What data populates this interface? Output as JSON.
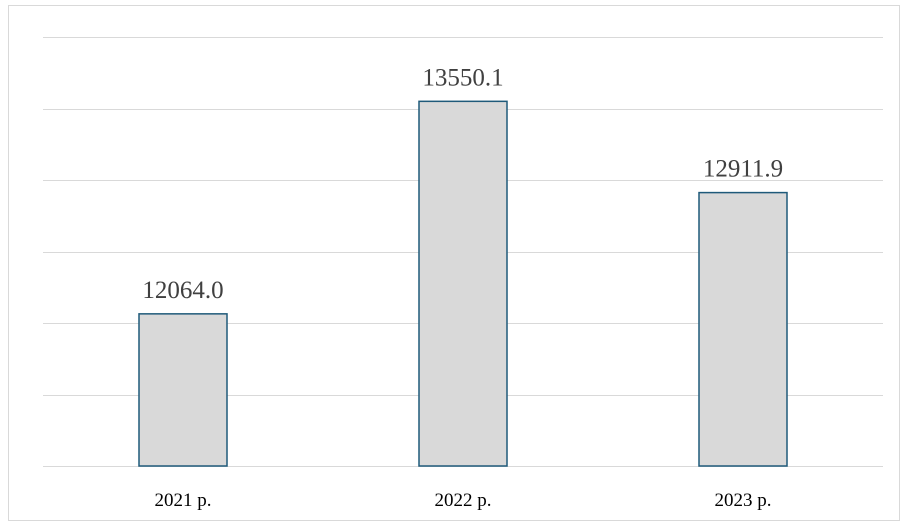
{
  "chart_data": {
    "type": "bar",
    "categories": [
      "2021 р.",
      "2022 р.",
      "2023 р."
    ],
    "values": [
      12064.0,
      13550.1,
      12911.9
    ],
    "data_labels": [
      "12064.0",
      "13550.1",
      "12911.9"
    ],
    "title": "",
    "xlabel": "",
    "ylabel": "",
    "ylim": [
      11000,
      14000
    ],
    "y_gridline_step": 500,
    "y_tick_labels_shown": false,
    "grid": true,
    "legend": "none",
    "colors": {
      "bar_fill": "#d9d9d9",
      "bar_stroke": "#1f5a7a",
      "gridline": "#d9d9d9",
      "label_text": "#404040",
      "tick_text": "#000000"
    }
  }
}
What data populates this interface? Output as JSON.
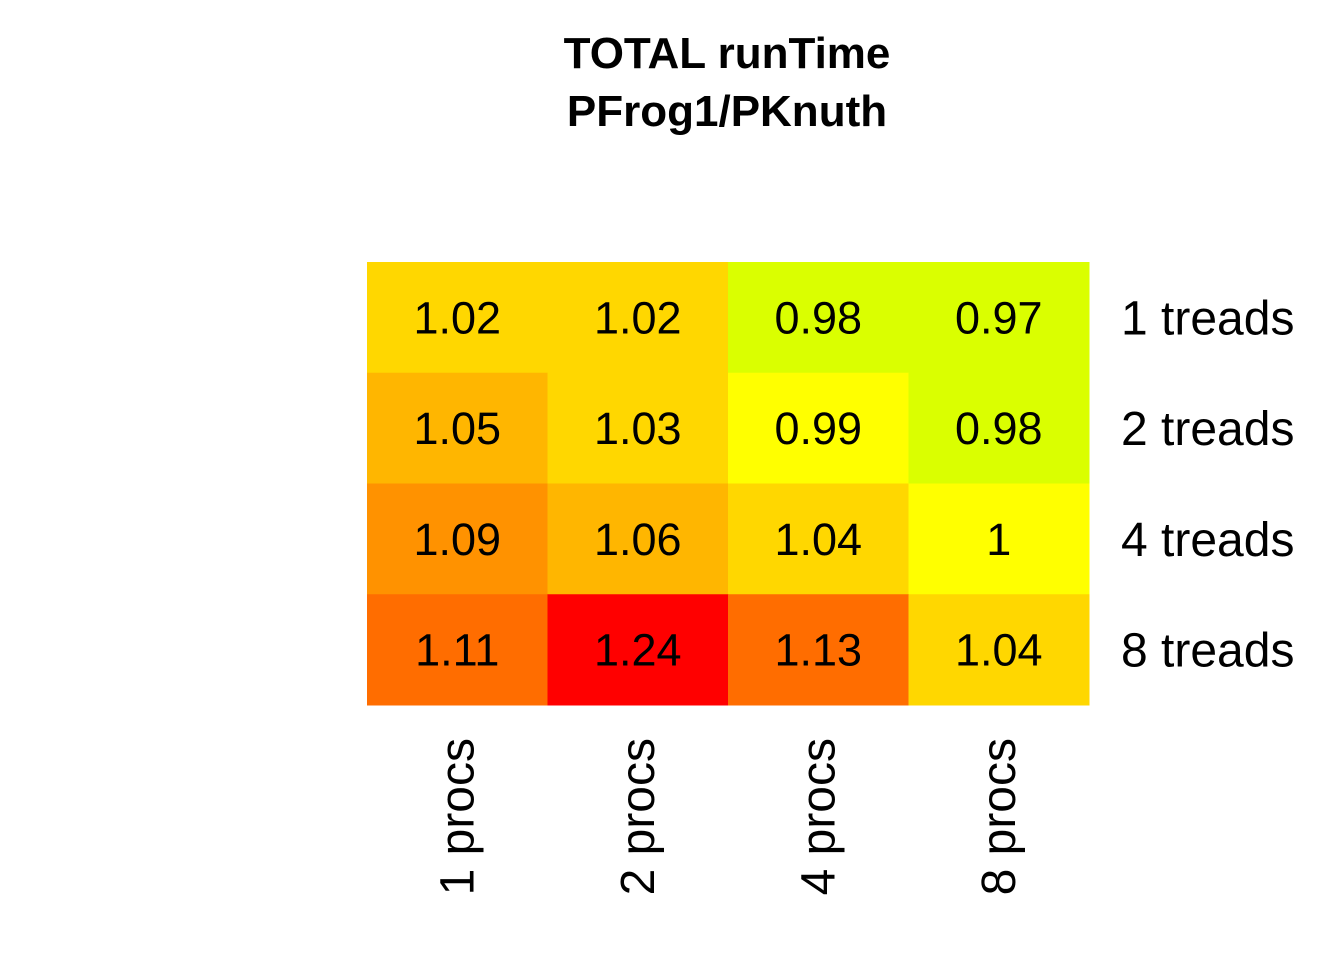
{
  "chart_data": {
    "type": "heatmap",
    "title_lines": [
      "TOTAL  runTime",
      "PFrog1/PKnuth"
    ],
    "columns": [
      "1 procs",
      "2 procs",
      "4 procs",
      "8 procs"
    ],
    "rows": [
      "1 treads",
      "2 treads",
      "4 treads",
      "8 treads"
    ],
    "values": [
      [
        1.02,
        1.02,
        0.98,
        0.97
      ],
      [
        1.05,
        1.03,
        0.99,
        0.98
      ],
      [
        1.09,
        1.06,
        1.04,
        1
      ],
      [
        1.11,
        1.24,
        1.13,
        1.04
      ]
    ],
    "labels": [
      [
        "1.02",
        "1.02",
        "0.98",
        "0.97"
      ],
      [
        "1.05",
        "1.03",
        "0.99",
        "0.98"
      ],
      [
        "1.09",
        "1.06",
        "1.04",
        "1"
      ],
      [
        "1.11",
        "1.24",
        "1.13",
        "1.04"
      ]
    ],
    "cell_colors": [
      [
        "#FFD700",
        "#FFD700",
        "#DAFF00",
        "#DAFF00"
      ],
      [
        "#FFB600",
        "#FFD700",
        "#FFFF00",
        "#DAFF00"
      ],
      [
        "#FF9200",
        "#FFB600",
        "#FFD700",
        "#FFFF00"
      ],
      [
        "#FF6D00",
        "#FF0000",
        "#FF6D00",
        "#FFD700"
      ]
    ]
  }
}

-- Short task --
Copy out all of the data word for word. Do not carry over any picture.

-- Correct answer --
What data populates this interface? Output as JSON.
{
  "chart_data": {
    "type": "bar",
    "categories": [
      "2021 р.",
      "2022 р.",
      "2023 р."
    ],
    "values": [
      12064.0,
      13550.1,
      12911.9
    ],
    "data_labels": [
      "12064.0",
      "13550.1",
      "12911.9"
    ],
    "title": "",
    "xlabel": "",
    "ylabel": "",
    "ylim": [
      11000,
      14000
    ],
    "y_gridline_step": 500,
    "y_tick_labels_shown": false,
    "grid": true,
    "legend": "none",
    "colors": {
      "bar_fill": "#d9d9d9",
      "bar_stroke": "#1f5a7a",
      "gridline": "#d9d9d9",
      "label_text": "#404040",
      "tick_text": "#000000"
    }
  }
}
What data populates this interface? Output as JSON.
{
  "chart_data": {
    "type": "heatmap",
    "title_lines": [
      "TOTAL  runTime",
      "PFrog1/PKnuth"
    ],
    "columns": [
      "1 procs",
      "2 procs",
      "4 procs",
      "8 procs"
    ],
    "rows": [
      "1 treads",
      "2 treads",
      "4 treads",
      "8 treads"
    ],
    "values": [
      [
        1.02,
        1.02,
        0.98,
        0.97
      ],
      [
        1.05,
        1.03,
        0.99,
        0.98
      ],
      [
        1.09,
        1.06,
        1.04,
        1
      ],
      [
        1.11,
        1.24,
        1.13,
        1.04
      ]
    ],
    "labels": [
      [
        "1.02",
        "1.02",
        "0.98",
        "0.97"
      ],
      [
        "1.05",
        "1.03",
        "0.99",
        "0.98"
      ],
      [
        "1.09",
        "1.06",
        "1.04",
        "1"
      ],
      [
        "1.11",
        "1.24",
        "1.13",
        "1.04"
      ]
    ],
    "cell_colors": [
      [
        "#FFD700",
        "#FFD700",
        "#DAFF00",
        "#DAFF00"
      ],
      [
        "#FFB600",
        "#FFD700",
        "#FFFF00",
        "#DAFF00"
      ],
      [
        "#FF9200",
        "#FFB600",
        "#FFD700",
        "#FFFF00"
      ],
      [
        "#FF6D00",
        "#FF0000",
        "#FF6D00",
        "#FFD700"
      ]
    ]
  }
}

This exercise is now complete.